### AIM OF THE TASK
Reply with one number: the count of lines in the listing that contain the string "行政处罚法".

[Data listing]
──────────────────────────────

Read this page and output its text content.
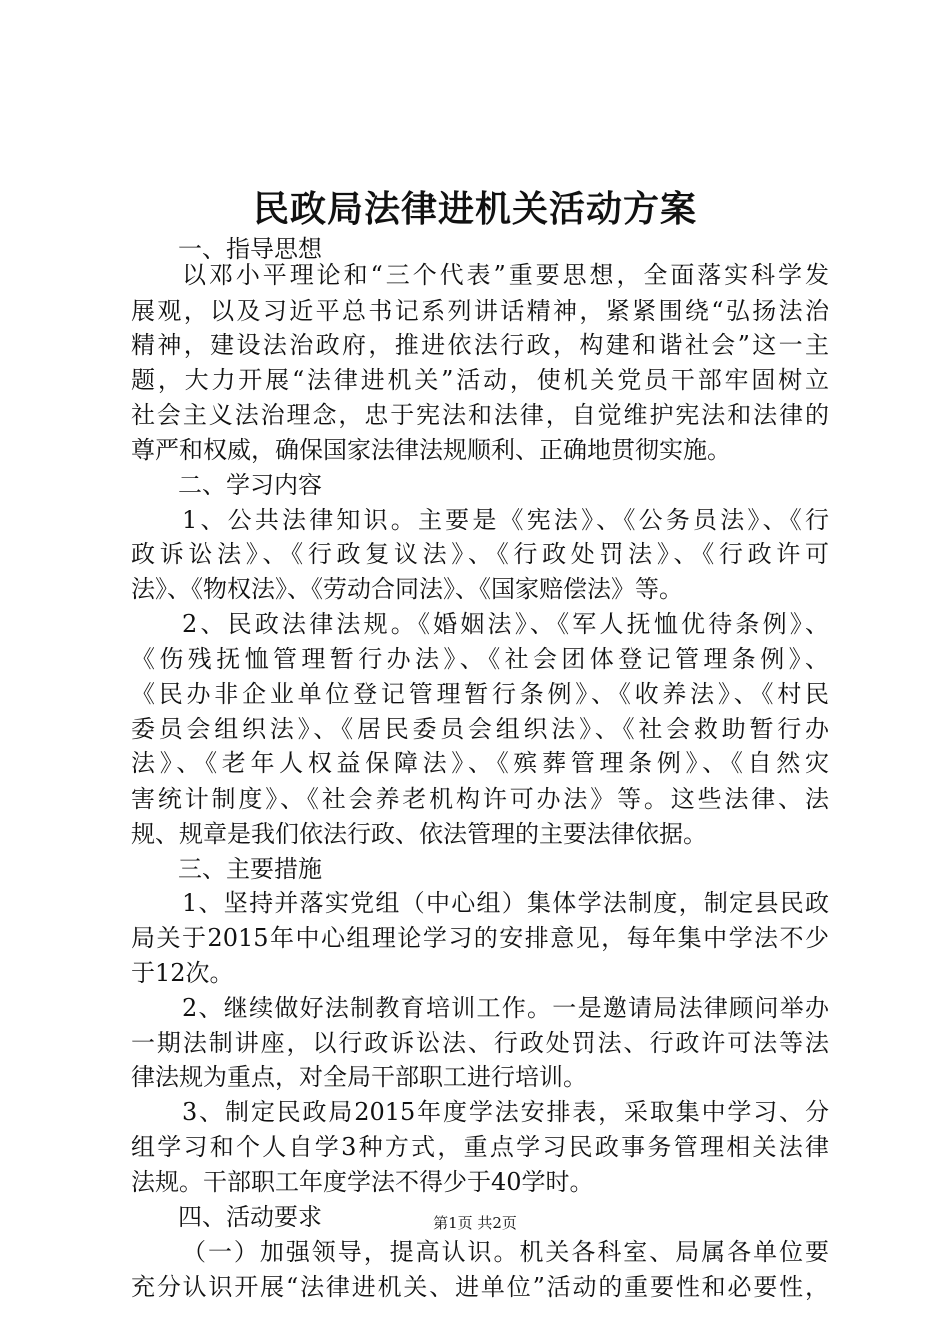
民政局法律进机关活动方案
一、指导思想
以邓小平理论和“三个代表”重要思想，全面落实科学发
展观，以及习近平总书记系列讲话精神，紧紧围绕“弘扬法治
精神，建设法治政府，推进依法行政，构建和谐社会”这一主
题，大力开展“法律进机关”活动，使机关党员干部牢固树立
社会主义法治理念，忠于宪法和法律，自觉维护宪法和法律的
尊严和权威，确保国家法律法规顺利、正确地贯彻实施。
二、学习内容
1、公共法律知识。主要是《宪法》、《公务员法》、《行
政诉讼法》、《行政复议法》、《行政处罚法》、《行政许可
法》、《物权法》、《劳动合同法》、《国家赔偿法》等。
2、民政法律法规。《婚姻法》、《军人抚恤优待条例》、
《伤残抚恤管理暂行办法》、《社会团体登记管理条例》、
《民办非企业单位登记管理暂行条例》、《收养法》、《村民
委员会组织法》、《居民委员会组织法》、《社会救助暂行办
法》、《老年人权益保障法》、《殡葬管理条例》、《自然灾
害统计制度》、《社会养老机构许可办法》等。这些法律、法
规、规章是我们依法行政、依法管理的主要法律依据。
三、主要措施
1、坚持并落实党组（中心组）集体学法制度，制定县民政
局关于2015年中心组理论学习的安排意见，每年集中学法不少
于12次。
2、继续做好法制教育培训工作。一是邀请局法律顾问举办
一期法制讲座，以行政诉讼法、行政处罚法、行政许可法等法
律法规为重点，对全局干部职工进行培训。
3、制定民政局2015年度学法安排表，采取集中学习、分
组学习和个人自学3种方式，重点学习民政事务管理相关法律
法规。干部职工年度学法不得少于40学时。
四、活动要求
（一）加强领导，提高认识。机关各科室、局属各单位要
充分认识开展“法律进机关、进单位”活动的重要性和必要性，
第1页 共2页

──────────────────────────────

### WRITTEN SOLUTION
2